▸ Problem to work on
All the entries need to be quoted exactly, apart from the pictures, which you should drop.

(Records excerpted from a collection)
━━━━━━━━━━━━━━━━━━━━━━━━━━━━━━

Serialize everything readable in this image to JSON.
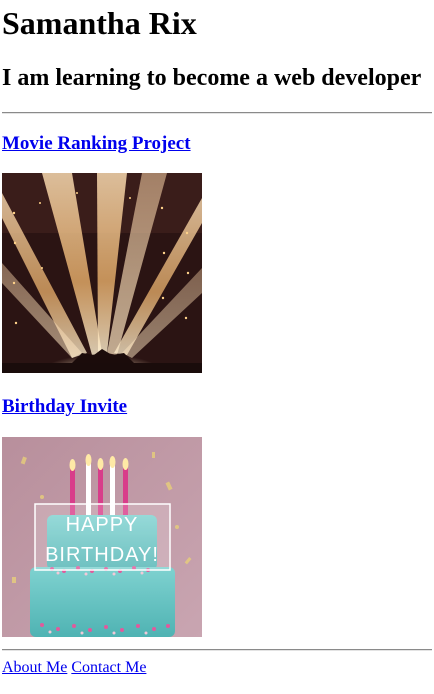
{
  "header": {
    "name": "Samantha Rix",
    "tagline": "I am learning to become a web developer"
  },
  "projects": [
    {
      "title": "Movie Ranking Project",
      "image_icon": "stage-spotlights-image"
    },
    {
      "title": "Birthday Invite",
      "image_icon": "birthday-cake-image",
      "image_text_line1": "HAPPY",
      "image_text_line2": "BIRTHDAY!"
    }
  ],
  "footer": {
    "about_label": "About Me",
    "contact_label": "Contact Me"
  },
  "colors": {
    "link": "#0000ee",
    "text": "#000000",
    "background": "#ffffff"
  }
}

━━━━━━━━━━━━━━━━━━━━━━━━━━━━━━

▸ Complete output
Serialize everything readable in this image to JSON.
{
  "header": {
    "name": "Samantha Rix",
    "tagline": "I am learning to become a web developer"
  },
  "projects": [
    {
      "title": "Movie Ranking Project",
      "image_icon": "stage-spotlights-image"
    },
    {
      "title": "Birthday Invite",
      "image_icon": "birthday-cake-image",
      "image_text_line1": "HAPPY",
      "image_text_line2": "BIRTHDAY!"
    }
  ],
  "footer": {
    "about_label": "About Me",
    "contact_label": "Contact Me"
  },
  "colors": {
    "link": "#0000ee",
    "text": "#000000",
    "background": "#ffffff"
  }
}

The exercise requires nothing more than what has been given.